WORK INSTRUCTIONS: Each line that holds the word "false" is to be identified and copied.

RECORDS FOR THIS TASK:
%%

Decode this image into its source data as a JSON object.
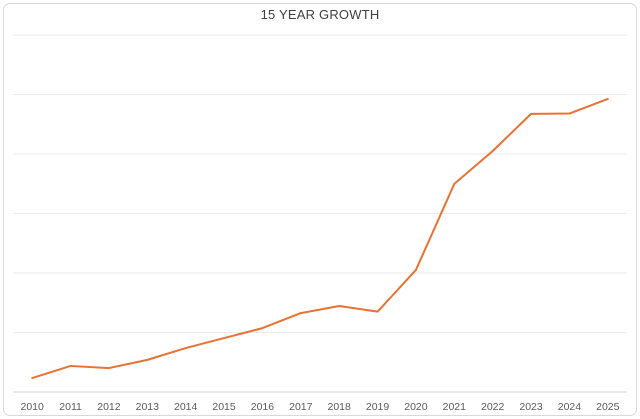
{
  "window": {
    "background": "#FFFFFF",
    "border_color": "#D8D8D8"
  },
  "chart_data": {
    "type": "line",
    "title": "15 YEAR GROWTH",
    "categories": [
      "2010",
      "2011",
      "2012",
      "2013",
      "2014",
      "2015",
      "2016",
      "2017",
      "2018",
      "2019",
      "2020",
      "2021",
      "2022",
      "2023",
      "2024",
      "2025"
    ],
    "values": [
      3.9,
      7.3,
      6.7,
      9.0,
      12.3,
      15.1,
      17.9,
      22.1,
      24.1,
      22.5,
      34.2,
      58.3,
      67.5,
      77.9,
      78.0,
      82.1
    ],
    "xlabel": "",
    "ylabel": "",
    "ylim": [
      0,
      100
    ],
    "y_axis_labels_visible": false,
    "gridlines": {
      "horizontal": true,
      "vertical": false,
      "values": [
        16.67,
        33.33,
        50,
        66.67,
        83.33,
        100
      ]
    },
    "legend": "none",
    "line_color": "#E97132",
    "line_width": 2,
    "gridline_color": "#EAEAEA",
    "axis_line_color": "#D2D2D2",
    "tick_label_color": "#595959",
    "title_color": "#404040"
  }
}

%%

CORRECT RESPONSE:
    "y_axis_labels_visible": false,
      "vertical": false,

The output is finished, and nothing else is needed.